#### [Your task]
Reproduce the listing exactly and skip over any pictures.

Records contained in a dataset:
/---
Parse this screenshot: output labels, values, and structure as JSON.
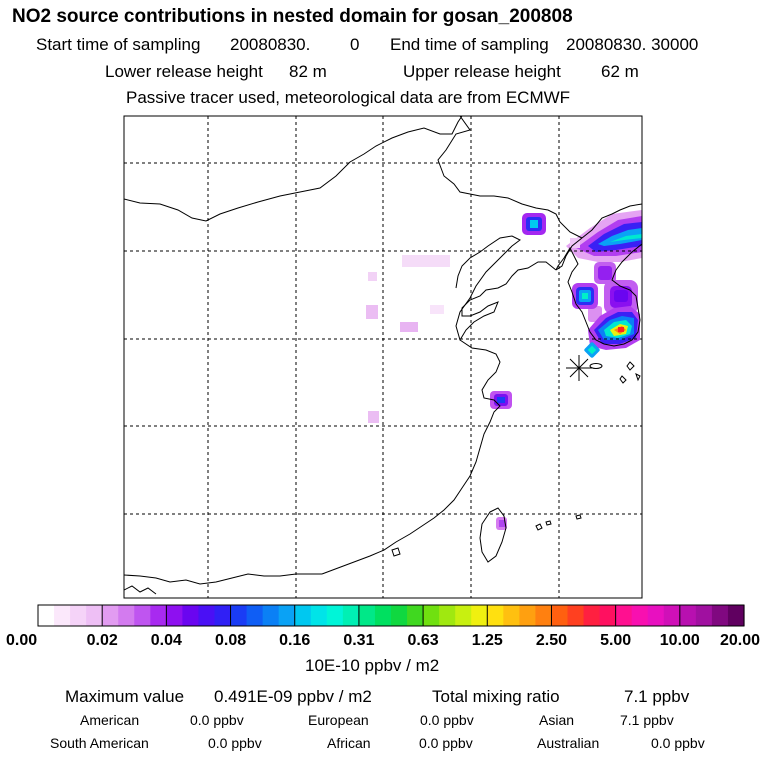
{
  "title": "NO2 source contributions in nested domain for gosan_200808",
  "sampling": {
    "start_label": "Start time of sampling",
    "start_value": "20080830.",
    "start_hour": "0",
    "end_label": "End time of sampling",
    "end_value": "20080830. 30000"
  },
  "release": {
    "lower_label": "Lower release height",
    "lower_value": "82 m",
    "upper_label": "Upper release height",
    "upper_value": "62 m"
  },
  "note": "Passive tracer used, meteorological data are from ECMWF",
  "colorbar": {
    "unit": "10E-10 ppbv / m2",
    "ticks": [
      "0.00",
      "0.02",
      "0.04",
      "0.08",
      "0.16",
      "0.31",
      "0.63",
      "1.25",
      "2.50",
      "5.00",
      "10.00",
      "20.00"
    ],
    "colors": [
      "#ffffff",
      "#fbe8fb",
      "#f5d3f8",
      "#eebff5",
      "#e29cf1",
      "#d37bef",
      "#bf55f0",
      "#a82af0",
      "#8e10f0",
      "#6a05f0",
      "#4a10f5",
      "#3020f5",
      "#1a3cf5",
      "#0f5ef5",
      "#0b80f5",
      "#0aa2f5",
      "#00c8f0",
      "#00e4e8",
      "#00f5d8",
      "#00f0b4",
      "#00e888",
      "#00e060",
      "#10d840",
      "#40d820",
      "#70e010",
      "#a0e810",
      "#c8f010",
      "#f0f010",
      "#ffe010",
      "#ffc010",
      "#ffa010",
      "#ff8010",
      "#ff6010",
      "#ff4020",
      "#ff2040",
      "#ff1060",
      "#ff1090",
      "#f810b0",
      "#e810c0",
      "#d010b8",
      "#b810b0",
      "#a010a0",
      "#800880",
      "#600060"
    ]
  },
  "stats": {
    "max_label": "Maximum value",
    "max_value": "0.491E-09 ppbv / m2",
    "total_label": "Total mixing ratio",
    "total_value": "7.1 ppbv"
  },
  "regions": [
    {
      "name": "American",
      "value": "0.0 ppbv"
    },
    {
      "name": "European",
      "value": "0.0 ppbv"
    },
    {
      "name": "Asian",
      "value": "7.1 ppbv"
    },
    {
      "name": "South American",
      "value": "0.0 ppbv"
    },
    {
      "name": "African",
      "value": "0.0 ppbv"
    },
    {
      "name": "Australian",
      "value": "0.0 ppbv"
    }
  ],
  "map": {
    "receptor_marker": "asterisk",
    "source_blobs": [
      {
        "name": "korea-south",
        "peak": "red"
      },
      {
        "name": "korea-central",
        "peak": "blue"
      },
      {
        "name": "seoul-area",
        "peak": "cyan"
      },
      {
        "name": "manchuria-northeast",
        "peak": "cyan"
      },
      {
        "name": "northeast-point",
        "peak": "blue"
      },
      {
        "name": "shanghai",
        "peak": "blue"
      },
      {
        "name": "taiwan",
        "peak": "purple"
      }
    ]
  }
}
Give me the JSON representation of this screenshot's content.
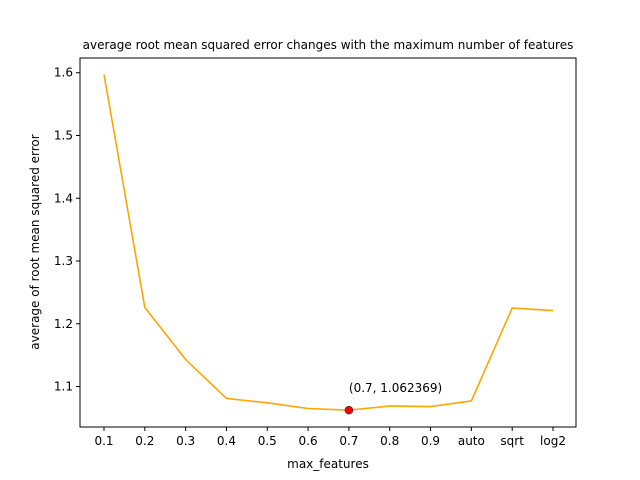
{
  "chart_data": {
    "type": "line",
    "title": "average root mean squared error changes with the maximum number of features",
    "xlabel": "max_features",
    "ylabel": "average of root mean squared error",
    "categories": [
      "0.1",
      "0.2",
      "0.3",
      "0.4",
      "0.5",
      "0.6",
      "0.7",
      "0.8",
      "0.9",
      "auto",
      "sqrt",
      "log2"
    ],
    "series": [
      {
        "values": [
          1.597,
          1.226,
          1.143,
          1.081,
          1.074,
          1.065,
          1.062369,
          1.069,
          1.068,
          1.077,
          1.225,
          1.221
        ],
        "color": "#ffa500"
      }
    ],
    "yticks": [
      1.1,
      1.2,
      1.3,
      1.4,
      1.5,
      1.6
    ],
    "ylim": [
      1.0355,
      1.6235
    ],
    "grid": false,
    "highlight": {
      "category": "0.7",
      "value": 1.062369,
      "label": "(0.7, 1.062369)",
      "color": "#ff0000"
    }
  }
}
\---
#### [Full answer]
Parse this screenshot: output labels, values, and structure as JSON.
{
  "title": "NO2 source contributions in nested domain for gosan_200808",
  "sampling": {
    "start_label": "Start time of sampling",
    "start_value": "20080830.",
    "start_hour": "0",
    "end_label": "End time of sampling",
    "end_value": "20080830. 30000"
  },
  "release": {
    "lower_label": "Lower release height",
    "lower_value": "82 m",
    "upper_label": "Upper release height",
    "upper_value": "62 m"
  },
  "note": "Passive tracer used, meteorological data are from ECMWF",
  "colorbar": {
    "unit": "10E-10 ppbv / m2",
    "ticks": [
      "0.00",
      "0.02",
      "0.04",
      "0.08",
      "0.16",
      "0.31",
      "0.63",
      "1.25",
      "2.50",
      "5.00",
      "10.00",
      "20.00"
    ],
    "colors": [
      "#ffffff",
      "#fbe8fb",
      "#f5d3f8",
      "#eebff5",
      "#e29cf1",
      "#d37bef",
      "#bf55f0",
      "#a82af0",
      "#8e10f0",
      "#6a05f0",
      "#4a10f5",
      "#3020f5",
      "#1a3cf5",
      "#0f5ef5",
      "#0b80f5",
      "#0aa2f5",
      "#00c8f0",
      "#00e4e8",
      "#00f5d8",
      "#00f0b4",
      "#00e888",
      "#00e060",
      "#10d840",
      "#40d820",
      "#70e010",
      "#a0e810",
      "#c8f010",
      "#f0f010",
      "#ffe010",
      "#ffc010",
      "#ffa010",
      "#ff8010",
      "#ff6010",
      "#ff4020",
      "#ff2040",
      "#ff1060",
      "#ff1090",
      "#f810b0",
      "#e810c0",
      "#d010b8",
      "#b810b0",
      "#a010a0",
      "#800880",
      "#600060"
    ]
  },
  "stats": {
    "max_label": "Maximum value",
    "max_value": "0.491E-09 ppbv / m2",
    "total_label": "Total mixing ratio",
    "total_value": "7.1 ppbv"
  },
  "regions": [
    {
      "name": "American",
      "value": "0.0 ppbv"
    },
    {
      "name": "European",
      "value": "0.0 ppbv"
    },
    {
      "name": "Asian",
      "value": "7.1 ppbv"
    },
    {
      "name": "South American",
      "value": "0.0 ppbv"
    },
    {
      "name": "African",
      "value": "0.0 ppbv"
    },
    {
      "name": "Australian",
      "value": "0.0 ppbv"
    }
  ],
  "map": {
    "receptor_marker": "asterisk",
    "source_blobs": [
      {
        "name": "korea-south",
        "peak": "red"
      },
      {
        "name": "korea-central",
        "peak": "blue"
      },
      {
        "name": "seoul-area",
        "peak": "cyan"
      },
      {
        "name": "manchuria-northeast",
        "peak": "cyan"
      },
      {
        "name": "northeast-point",
        "peak": "blue"
      },
      {
        "name": "shanghai",
        "peak": "blue"
      },
      {
        "name": "taiwan",
        "peak": "purple"
      }
    ]
  }
}
Give me the JSON representation of this screenshot's content.
{
  "chart_data": {
    "type": "line",
    "title": "average root mean squared error changes with the maximum number of features",
    "xlabel": "max_features",
    "ylabel": "average of root mean squared error",
    "categories": [
      "0.1",
      "0.2",
      "0.3",
      "0.4",
      "0.5",
      "0.6",
      "0.7",
      "0.8",
      "0.9",
      "auto",
      "sqrt",
      "log2"
    ],
    "series": [
      {
        "values": [
          1.597,
          1.226,
          1.143,
          1.081,
          1.074,
          1.065,
          1.062369,
          1.069,
          1.068,
          1.077,
          1.225,
          1.221
        ],
        "color": "#ffa500"
      }
    ],
    "yticks": [
      1.1,
      1.2,
      1.3,
      1.4,
      1.5,
      1.6
    ],
    "ylim": [
      1.0355,
      1.6235
    ],
    "grid": false,
    "highlight": {
      "category": "0.7",
      "value": 1.062369,
      "label": "(0.7, 1.062369)",
      "color": "#ff0000"
    }
  }
}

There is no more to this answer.